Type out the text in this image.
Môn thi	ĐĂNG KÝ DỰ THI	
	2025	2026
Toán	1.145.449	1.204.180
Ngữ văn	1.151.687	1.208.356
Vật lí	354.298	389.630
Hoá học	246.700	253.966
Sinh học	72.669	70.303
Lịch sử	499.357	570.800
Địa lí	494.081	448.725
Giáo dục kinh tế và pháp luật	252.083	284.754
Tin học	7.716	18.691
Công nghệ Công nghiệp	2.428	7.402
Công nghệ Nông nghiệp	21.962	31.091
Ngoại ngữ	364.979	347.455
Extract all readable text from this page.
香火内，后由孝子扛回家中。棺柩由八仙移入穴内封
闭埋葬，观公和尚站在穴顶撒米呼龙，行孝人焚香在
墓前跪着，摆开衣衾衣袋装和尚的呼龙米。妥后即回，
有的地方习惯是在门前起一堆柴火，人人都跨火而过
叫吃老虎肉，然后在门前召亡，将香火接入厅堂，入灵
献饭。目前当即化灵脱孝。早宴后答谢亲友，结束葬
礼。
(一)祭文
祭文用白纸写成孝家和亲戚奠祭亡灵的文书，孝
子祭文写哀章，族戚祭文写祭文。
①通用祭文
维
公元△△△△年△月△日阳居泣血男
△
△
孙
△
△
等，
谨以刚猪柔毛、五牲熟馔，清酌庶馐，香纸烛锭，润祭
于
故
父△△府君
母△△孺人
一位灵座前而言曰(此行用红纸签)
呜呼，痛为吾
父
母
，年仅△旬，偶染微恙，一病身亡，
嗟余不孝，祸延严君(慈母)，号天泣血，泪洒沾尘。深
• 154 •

○ ○ ○

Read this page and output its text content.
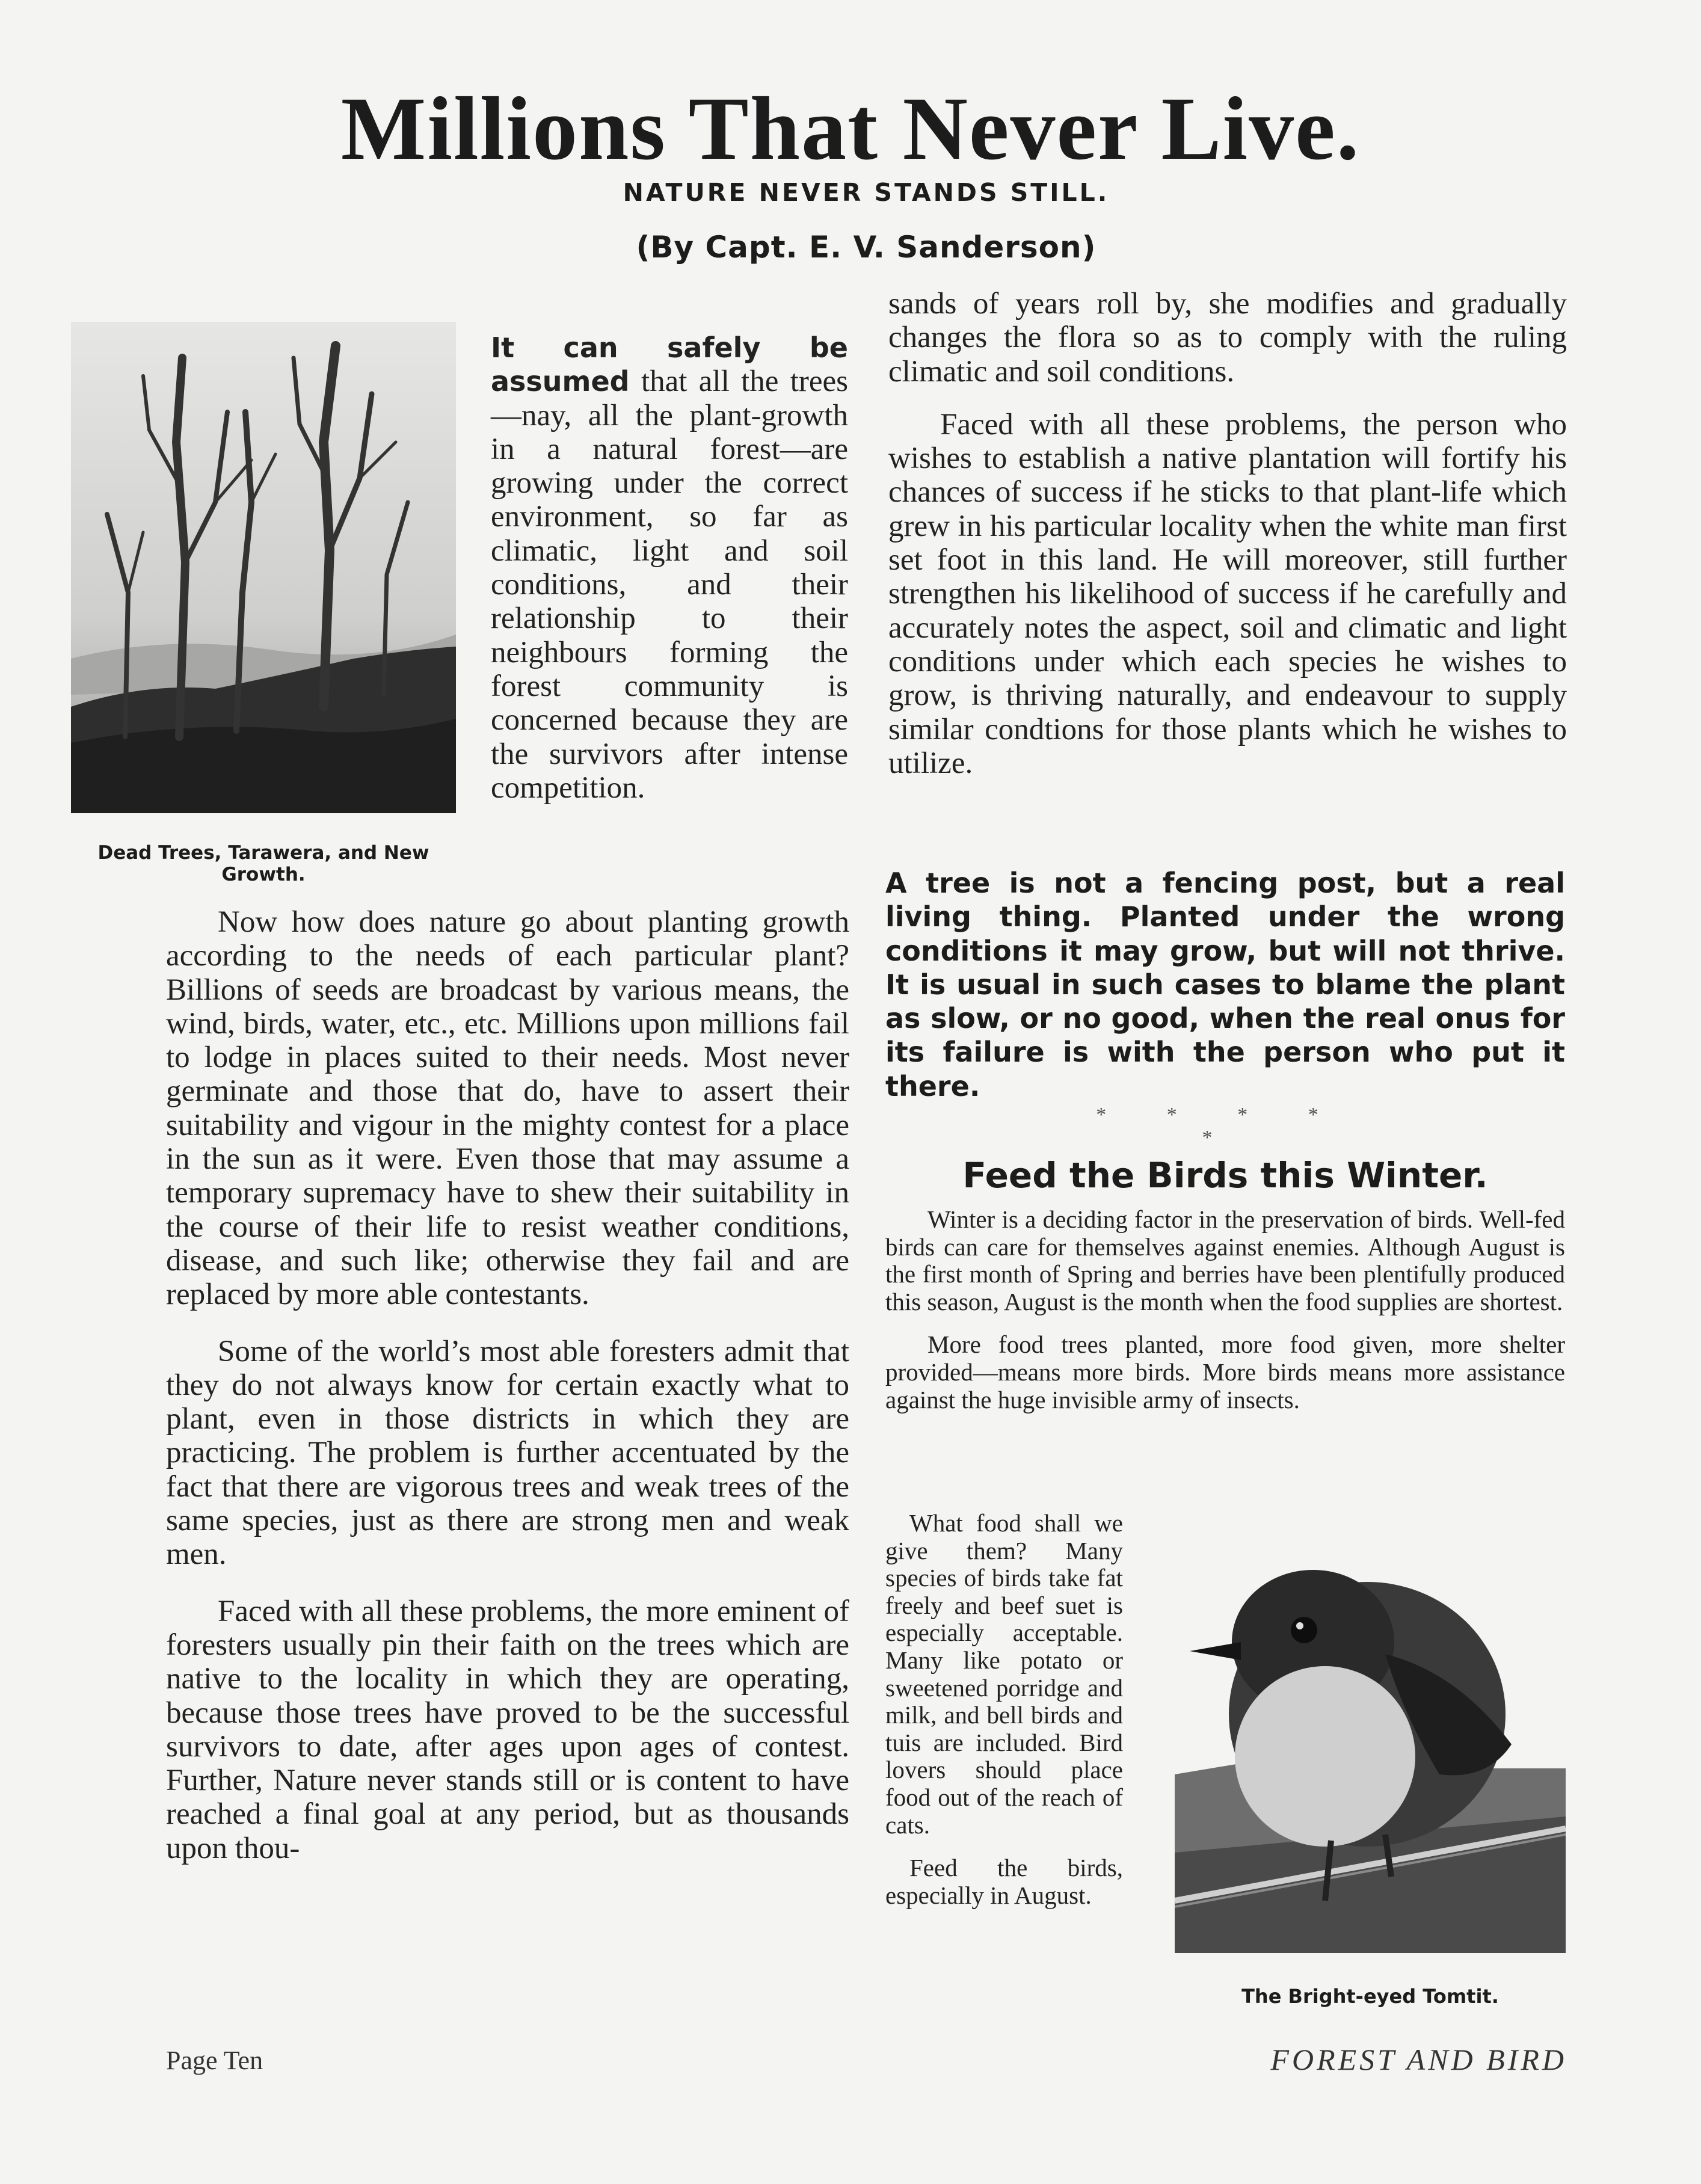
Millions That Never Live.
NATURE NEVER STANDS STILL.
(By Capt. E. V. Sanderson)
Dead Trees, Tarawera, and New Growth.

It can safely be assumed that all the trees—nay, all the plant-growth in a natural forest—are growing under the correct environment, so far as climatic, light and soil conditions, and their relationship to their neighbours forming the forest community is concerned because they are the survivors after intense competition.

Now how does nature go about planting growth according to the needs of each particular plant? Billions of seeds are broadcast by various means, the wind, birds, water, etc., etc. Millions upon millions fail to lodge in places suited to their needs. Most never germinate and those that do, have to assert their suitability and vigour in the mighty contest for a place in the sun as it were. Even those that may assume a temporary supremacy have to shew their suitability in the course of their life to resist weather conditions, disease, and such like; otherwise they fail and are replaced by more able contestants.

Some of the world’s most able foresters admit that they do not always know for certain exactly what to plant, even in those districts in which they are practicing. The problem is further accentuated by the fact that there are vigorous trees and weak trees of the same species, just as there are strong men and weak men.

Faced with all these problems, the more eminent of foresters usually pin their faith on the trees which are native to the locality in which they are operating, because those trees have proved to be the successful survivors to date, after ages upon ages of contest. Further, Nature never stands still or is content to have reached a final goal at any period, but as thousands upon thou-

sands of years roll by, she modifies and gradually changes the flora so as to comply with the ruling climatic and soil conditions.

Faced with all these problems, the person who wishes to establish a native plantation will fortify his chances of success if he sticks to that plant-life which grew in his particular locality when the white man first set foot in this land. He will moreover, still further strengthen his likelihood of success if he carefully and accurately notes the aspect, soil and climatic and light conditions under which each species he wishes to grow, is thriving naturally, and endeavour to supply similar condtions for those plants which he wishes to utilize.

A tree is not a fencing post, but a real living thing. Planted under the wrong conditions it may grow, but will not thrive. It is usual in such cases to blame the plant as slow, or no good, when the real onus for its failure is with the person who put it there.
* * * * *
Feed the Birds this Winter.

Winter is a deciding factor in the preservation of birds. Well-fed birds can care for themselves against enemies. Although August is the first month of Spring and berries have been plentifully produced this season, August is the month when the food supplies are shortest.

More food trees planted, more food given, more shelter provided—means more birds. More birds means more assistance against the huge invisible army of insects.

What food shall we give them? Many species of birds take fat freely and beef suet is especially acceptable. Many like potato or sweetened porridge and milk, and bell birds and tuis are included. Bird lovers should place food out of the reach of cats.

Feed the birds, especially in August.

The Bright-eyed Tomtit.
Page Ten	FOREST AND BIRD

○ ○ ○

YOUR INSTRUCTIONS — Copy all lines of the material above where the string "which" occurs.

COMPLETE OUTPUT —
Some of the world’s most able foresters admit that they do not always know for certain exactly what to plant, even in those districts in which they are practicing. The problem is further accentuated by the fact that there are vigorous trees and weak trees of the same species, just as there are strong men and weak men.
Faced with all these problems, the more eminent of foresters usually pin their faith on the trees which are native to the locality in which they are operating, because those trees have proved to be the successful survivors to date, after ages upon ages of contest. Further, Nature never stands still or is content to have reached a final goal at any period, but as thousands upon thou-
Faced with all these problems, the person who wishes to establish a native plantation will fortify his chances of success if he sticks to that plant-life which grew in his particular locality when the white man first set foot in this land. He will moreover, still further strengthen his likelihood of success if he carefully and accurately notes the aspect, soil and climatic and light conditions under which each species he wishes to grow, is thriving naturally, and endeavour to supply similar condtions for those plants which he wishes to utilize.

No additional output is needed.